Print each line of the listing once more, precisely as given.
··· DATA SUPPLIED
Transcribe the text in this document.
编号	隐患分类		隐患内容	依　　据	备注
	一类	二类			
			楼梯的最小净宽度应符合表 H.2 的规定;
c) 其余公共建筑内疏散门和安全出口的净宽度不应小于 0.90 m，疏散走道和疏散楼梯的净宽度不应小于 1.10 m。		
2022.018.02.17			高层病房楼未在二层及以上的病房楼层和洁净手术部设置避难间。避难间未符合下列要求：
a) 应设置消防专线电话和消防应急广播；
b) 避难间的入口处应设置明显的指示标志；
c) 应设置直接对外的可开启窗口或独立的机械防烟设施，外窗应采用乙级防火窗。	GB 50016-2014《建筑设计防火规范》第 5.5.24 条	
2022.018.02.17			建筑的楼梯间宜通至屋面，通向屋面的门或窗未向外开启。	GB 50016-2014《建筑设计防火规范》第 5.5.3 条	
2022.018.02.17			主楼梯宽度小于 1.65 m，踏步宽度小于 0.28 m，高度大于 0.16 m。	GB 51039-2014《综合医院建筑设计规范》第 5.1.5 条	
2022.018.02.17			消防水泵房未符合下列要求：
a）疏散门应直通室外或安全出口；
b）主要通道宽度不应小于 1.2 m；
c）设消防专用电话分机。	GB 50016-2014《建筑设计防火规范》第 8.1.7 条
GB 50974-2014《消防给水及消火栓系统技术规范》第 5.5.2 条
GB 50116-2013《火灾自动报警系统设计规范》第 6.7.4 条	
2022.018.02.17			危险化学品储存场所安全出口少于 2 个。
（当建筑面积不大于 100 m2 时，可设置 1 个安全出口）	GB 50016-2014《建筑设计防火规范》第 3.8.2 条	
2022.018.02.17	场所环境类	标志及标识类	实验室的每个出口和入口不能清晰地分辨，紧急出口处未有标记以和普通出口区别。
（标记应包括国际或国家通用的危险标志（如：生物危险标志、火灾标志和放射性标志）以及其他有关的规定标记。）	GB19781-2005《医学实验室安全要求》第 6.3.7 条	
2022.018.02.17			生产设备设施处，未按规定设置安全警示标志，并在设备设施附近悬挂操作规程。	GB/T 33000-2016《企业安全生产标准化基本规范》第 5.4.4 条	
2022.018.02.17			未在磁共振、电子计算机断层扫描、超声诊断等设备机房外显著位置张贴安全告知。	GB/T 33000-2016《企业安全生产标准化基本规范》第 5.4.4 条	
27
······
▶ [ANSWER]
Transcribe the text in this document.
编号	隐患分类		隐患内容	依　　据	备注
	一类	二类			
			楼梯的最小净宽度应符合表 H.2 的规定;
c) 其余公共建筑内疏散门和安全出口的净宽度不应小于 0.90 m，疏散走道和疏散楼梯的净宽度不应小于 1.10 m。		
2022.018.02.17			高层病房楼未在二层及以上的病房楼层和洁净手术部设置避难间。避难间未符合下列要求：
a) 应设置消防专线电话和消防应急广播；
b) 避难间的入口处应设置明显的指示标志；
c) 应设置直接对外的可开启窗口或独立的机械防烟设施，外窗应采用乙级防火窗。	GB 50016-2014《建筑设计防火规范》第 5.5.24 条	
2022.018.02.17			建筑的楼梯间宜通至屋面，通向屋面的门或窗未向外开启。	GB 50016-2014《建筑设计防火规范》第 5.5.3 条	
2022.018.02.17			主楼梯宽度小于 1.65 m，踏步宽度小于 0.28 m，高度大于 0.16 m。	GB 51039-2014《综合医院建筑设计规范》第 5.1.5 条	
2022.018.02.17			消防水泵房未符合下列要求：
a）疏散门应直通室外或安全出口；
b）主要通道宽度不应小于 1.2 m；
c）设消防专用电话分机。	GB 50016-2014《建筑设计防火规范》第 8.1.7 条
GB 50974-2014《消防给水及消火栓系统技术规范》第 5.5.2 条
GB 50116-2013《火灾自动报警系统设计规范》第 6.7.4 条	
2022.018.02.17			危险化学品储存场所安全出口少于 2 个。
（当建筑面积不大于 100 m2 时，可设置 1 个安全出口）	GB 50016-2014《建筑设计防火规范》第 3.8.2 条	
2022.018.02.17	场所环境类	标志及标识类	实验室的每个出口和入口不能清晰地分辨，紧急出口处未有标记以和普通出口区别。
（标记应包括国际或国家通用的危险标志（如：生物危险标志、火灾标志和放射性标志）以及其他有关的规定标记。）	GB19781-2005《医学实验室安全要求》第 6.3.7 条	
2022.018.02.17			生产设备设施处，未按规定设置安全警示标志，并在设备设施附近悬挂操作规程。	GB/T 33000-2016《企业安全生产标准化基本规范》第 5.4.4 条	
2022.018.02.17			未在磁共振、电子计算机断层扫描、超声诊断等设备机房外显著位置张贴安全告知。	GB/T 33000-2016《企业安全生产标准化基本规范》第 5.4.4 条	
27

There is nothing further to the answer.